__Reading passage__:
*** Block opens ***

The results were expressed as means ± standard deviation (± S.D.) of triplicates. For statistical analysis, data normality was assessed using the Kolmogorov–Smirnov and Shapiro–Wilk test. The differences between the groups were analyzed by paired t-test setting p ≤ 0.05 for significant differences.
3. Results
3.1. Growth Kinetics and Biomass Production
In Figure 1 the growth kinetics (Figure 1a) and the final biomass (dry weight) production (Figure 1b) of A. platensis cultivated for 17 days at different salinities are shown. Among the different treatments, the APc and AP60 showed the lowest growth performance, while the best one was observed on AP40. Regarding the final total biomass production, the highest (1.92 g/L) value was observed in AP40, while the lowest (1.32 g/L) in APc. However, since the increased salinities resulted in an increase in ash content, the organic fraction of the biomass was almost the same (1.46–1.66 ± 0.25 g/L) for AP5, AP10, AP20, and AP40, whereas APc and AP60 still displayed the lowest values (1.2 and 1.36 g/L, respectively). Comparing APc and AP10, the differences in the growth should be due to the differences in the bicarbonate concentration, since the overall sodium ion concentration was almost the same (5.54 and 5.35 g-Na+/L, respectively).
Arthrospira does not require a high concentration of NaCl for its growth, and in case of a sudden increase in salinity an instant inhibition of photosynthesis, respiration, and growth takes place. However, after some lag period growth resumes and a new steady state is established, where A. platensis tolerates the increased salinities by altering their cell metabolism towards the production of bio-compounds (solutes/osmolytes), such as sugars which enhance salt tolerance [3,20,21]. However, it seems that the duration of the acclimatization period might have an important effect on the tolerance degree, since in the present work A. platensis could grow even better compared to the control in salinities up to 40 g/L (or 17.35 g-Na+/L). In previous studies A. platensis acclimated for shorter periods was negatively impacted even at lower salinities (<10 g-Na+/L). This hypothesis is supported also from the work of Leema, et al. [9] where A. platensis grew better than the control in salinities of around 15 g-Na+/L after acclimatization for three generations.
3.2. Biomass Composition
3.2.1. Main Compounds and Pigment Content
In Table 1 the biochemical composition of A. platensis grown at different salinities is shown. Among the different biomolecules, lipid and chlorophyll content was more or less affected by the increased salinity, however, it was not displaying a clear trend. Carbohydrate content had a positive relationship with the increase of salinity, reaching around 21% at the highest salinity investigated, which was almost doubled compared to APc and AP5. Analyzing the sugar profile further, it was revealed that glucose was the main monosaccharide, accounting for more than 92% of the total sugars identified. Glucose content was positively related to salinity (Table 2), and increased gradually, reaching about 98% at the highest salinity tested. It is assumed that glucose was increased due to the fact that under increased salinities, cyanobacteria tend to accumulate compatible solutes for osmoregulation, such as trehalose (disaccharide of glucose), and sucrose (disaccharide of glucose and fructose) [22,23]. Similarly, it was found that glycerol content was increased too by increasing salinity, from about 0.7% to 5.1%, a fact that suggests that glycosyl-glycerol was likewise accumulated. Glucosyl-glycerol is also a compatible solute that accumulates in cyanobacteria during increased salinity [20,21,23,24].

*** Block closes ***

__Dataset records__:
*** Block opens ***

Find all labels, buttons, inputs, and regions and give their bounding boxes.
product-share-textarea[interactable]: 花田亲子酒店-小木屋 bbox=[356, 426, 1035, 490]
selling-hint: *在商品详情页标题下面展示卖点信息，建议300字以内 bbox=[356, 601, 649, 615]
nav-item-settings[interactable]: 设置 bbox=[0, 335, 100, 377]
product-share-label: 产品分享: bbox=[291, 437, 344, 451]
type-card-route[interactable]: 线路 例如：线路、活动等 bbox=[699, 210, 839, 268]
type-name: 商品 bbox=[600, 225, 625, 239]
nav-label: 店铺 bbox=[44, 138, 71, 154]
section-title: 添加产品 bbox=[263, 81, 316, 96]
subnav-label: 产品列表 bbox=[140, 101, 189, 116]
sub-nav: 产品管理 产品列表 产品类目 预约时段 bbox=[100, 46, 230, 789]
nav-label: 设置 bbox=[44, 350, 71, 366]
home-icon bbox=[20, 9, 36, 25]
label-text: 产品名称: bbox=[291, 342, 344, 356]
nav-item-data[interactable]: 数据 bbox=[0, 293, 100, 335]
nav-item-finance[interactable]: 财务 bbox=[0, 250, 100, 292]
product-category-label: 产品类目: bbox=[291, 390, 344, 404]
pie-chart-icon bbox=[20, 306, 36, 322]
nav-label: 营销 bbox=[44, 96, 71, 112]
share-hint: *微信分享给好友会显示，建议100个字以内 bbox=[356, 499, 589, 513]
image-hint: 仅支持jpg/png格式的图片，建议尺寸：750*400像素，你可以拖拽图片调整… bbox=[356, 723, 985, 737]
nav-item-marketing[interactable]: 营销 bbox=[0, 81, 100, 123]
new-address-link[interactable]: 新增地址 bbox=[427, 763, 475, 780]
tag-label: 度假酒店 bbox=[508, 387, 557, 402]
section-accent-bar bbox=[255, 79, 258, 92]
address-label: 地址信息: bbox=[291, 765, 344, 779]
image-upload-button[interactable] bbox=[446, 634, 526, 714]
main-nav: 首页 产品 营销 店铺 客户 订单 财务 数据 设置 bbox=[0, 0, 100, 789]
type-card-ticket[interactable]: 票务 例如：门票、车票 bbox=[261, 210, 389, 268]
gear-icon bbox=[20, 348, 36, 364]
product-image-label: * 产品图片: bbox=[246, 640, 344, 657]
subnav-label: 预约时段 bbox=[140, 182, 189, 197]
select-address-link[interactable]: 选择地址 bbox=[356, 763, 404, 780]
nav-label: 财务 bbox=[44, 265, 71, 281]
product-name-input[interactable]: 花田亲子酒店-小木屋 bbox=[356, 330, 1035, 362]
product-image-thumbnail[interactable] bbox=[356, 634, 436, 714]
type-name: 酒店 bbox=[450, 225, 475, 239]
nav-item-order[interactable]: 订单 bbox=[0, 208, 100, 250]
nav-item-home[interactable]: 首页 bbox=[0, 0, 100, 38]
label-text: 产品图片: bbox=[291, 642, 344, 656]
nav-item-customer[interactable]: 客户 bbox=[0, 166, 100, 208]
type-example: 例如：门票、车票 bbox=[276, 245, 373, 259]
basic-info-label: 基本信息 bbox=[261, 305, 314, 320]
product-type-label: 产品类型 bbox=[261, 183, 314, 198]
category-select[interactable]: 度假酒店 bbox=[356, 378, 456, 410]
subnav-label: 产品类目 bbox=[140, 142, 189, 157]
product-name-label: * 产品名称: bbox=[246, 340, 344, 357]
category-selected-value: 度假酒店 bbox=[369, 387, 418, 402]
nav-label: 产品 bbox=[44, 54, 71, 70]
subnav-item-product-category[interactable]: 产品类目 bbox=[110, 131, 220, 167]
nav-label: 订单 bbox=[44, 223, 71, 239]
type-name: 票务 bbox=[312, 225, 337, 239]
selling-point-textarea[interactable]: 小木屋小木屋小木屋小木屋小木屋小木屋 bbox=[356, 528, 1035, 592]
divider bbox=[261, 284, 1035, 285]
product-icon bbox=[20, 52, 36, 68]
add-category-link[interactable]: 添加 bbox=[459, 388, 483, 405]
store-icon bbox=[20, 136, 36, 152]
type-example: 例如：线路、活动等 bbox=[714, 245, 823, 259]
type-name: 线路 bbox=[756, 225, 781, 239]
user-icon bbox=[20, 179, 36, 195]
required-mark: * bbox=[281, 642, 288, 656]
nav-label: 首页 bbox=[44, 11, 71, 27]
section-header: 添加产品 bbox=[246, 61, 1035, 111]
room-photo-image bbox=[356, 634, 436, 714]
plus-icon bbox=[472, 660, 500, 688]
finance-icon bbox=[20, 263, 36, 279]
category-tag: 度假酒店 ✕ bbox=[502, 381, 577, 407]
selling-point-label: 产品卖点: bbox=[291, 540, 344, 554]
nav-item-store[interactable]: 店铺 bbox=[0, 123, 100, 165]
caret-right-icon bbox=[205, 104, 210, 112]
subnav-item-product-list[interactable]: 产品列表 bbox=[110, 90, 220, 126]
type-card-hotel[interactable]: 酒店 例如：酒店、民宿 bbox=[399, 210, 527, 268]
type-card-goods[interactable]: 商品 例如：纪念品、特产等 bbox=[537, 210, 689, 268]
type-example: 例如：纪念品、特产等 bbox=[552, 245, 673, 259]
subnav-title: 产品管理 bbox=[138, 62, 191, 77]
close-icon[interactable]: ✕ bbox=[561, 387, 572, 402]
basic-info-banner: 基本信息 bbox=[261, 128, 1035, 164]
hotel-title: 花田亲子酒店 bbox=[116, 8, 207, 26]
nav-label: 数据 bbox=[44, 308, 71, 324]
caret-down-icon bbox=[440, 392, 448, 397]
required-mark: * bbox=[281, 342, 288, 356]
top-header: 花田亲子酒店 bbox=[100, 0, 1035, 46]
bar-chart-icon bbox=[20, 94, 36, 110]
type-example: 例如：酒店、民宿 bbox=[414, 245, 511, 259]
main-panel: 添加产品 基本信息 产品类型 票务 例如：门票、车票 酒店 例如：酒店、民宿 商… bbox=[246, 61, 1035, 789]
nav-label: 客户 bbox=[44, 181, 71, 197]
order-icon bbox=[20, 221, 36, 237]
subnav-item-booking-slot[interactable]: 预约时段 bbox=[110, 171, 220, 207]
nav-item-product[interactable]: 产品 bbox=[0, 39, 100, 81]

*** Block closes ***

__Your tasks__:
a) Summarize the salinity passage in two sentences.
b) Please name the test the salinity passage used to analyze differences between the groups.
Work from the text alone, not the data.

__Outputs in order__:
a) A. platensis cultivated for 17 days at different salinities grew best in AP40, which also gave the highest final biomass (1.92 g/L), while APc and AP60 showed the lowest growth. Carbohydrate content rose with salinity to around 21% at the highest level, with glucose as the main monosaccharide and glycerol also increasing, which is attributed to the accumulation of compatible solutes for osmoregulation.

b) A paired t-test, with p ≤ 0.05 set for significant differences.